— begin EXTRACTED ENTRIES —
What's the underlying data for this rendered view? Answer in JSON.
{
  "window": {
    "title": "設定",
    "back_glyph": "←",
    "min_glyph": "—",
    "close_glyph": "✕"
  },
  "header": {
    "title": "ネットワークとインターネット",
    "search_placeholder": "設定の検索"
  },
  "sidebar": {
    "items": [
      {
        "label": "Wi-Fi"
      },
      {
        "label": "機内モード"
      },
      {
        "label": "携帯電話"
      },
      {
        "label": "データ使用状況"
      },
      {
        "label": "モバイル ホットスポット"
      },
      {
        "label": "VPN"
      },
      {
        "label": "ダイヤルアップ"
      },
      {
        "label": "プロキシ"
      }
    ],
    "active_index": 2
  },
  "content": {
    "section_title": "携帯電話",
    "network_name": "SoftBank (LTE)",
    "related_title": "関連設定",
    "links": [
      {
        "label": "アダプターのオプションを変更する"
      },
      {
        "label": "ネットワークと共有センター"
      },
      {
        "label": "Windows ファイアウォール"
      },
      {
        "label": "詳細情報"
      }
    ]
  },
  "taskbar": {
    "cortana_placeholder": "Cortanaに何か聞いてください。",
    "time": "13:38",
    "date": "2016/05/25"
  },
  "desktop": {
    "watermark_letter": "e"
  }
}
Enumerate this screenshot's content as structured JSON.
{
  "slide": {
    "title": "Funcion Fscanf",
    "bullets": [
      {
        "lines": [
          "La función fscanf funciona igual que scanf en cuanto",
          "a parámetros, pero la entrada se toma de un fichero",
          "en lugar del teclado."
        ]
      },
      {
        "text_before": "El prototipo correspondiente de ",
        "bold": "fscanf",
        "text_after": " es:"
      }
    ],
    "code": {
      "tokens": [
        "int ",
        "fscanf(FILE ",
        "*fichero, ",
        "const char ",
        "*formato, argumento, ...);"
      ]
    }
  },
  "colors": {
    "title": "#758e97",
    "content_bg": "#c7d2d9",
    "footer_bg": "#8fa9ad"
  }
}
— end EXTRACTED ENTRIES —
__WHAT IS BEING ASKED__
Please repeat the listing above in full and exactly.

__CORRECT ANSWER__
What's the underlying data for this rendered view? Answer in JSON.
{
  "window": {
    "title": "設定",
    "back_glyph": "←",
    "min_glyph": "—",
    "close_glyph": "✕"
  },
  "header": {
    "title": "ネットワークとインターネット",
    "search_placeholder": "設定の検索"
  },
  "sidebar": {
    "items": [
      {
        "label": "Wi-Fi"
      },
      {
        "label": "機内モード"
      },
      {
        "label": "携帯電話"
      },
      {
        "label": "データ使用状況"
      },
      {
        "label": "モバイル ホットスポット"
      },
      {
        "label": "VPN"
      },
      {
        "label": "ダイヤルアップ"
      },
      {
        "label": "プロキシ"
      }
    ],
    "active_index": 2
  },
  "content": {
    "section_title": "携帯電話",
    "network_name": "SoftBank (LTE)",
    "related_title": "関連設定",
    "links": [
      {
        "label": "アダプターのオプションを変更する"
      },
      {
        "label": "ネットワークと共有センター"
      },
      {
        "label": "Windows ファイアウォール"
      },
      {
        "label": "詳細情報"
      }
    ]
  },
  "taskbar": {
    "cortana_placeholder": "Cortanaに何か聞いてください。",
    "time": "13:38",
    "date": "2016/05/25"
  },
  "desktop": {
    "watermark_letter": "e"
  }
}
Enumerate this screenshot's content as structured JSON.
{
  "slide": {
    "title": "Funcion Fscanf",
    "bullets": [
      {
        "lines": [
          "La función fscanf funciona igual que scanf en cuanto",
          "a parámetros, pero la entrada se toma de un fichero",
          "en lugar del teclado."
        ]
      },
      {
        "text_before": "El prototipo correspondiente de ",
        "bold": "fscanf",
        "text_after": " es:"
      }
    ],
    "code": {
      "tokens": [
        "int ",
        "fscanf(FILE ",
        "*fichero, ",
        "const char ",
        "*formato, argumento, ...);"
      ]
    }
  },
  "colors": {
    "title": "#758e97",
    "content_bg": "#c7d2d9",
    "footer_bg": "#8fa9ad"
  }
}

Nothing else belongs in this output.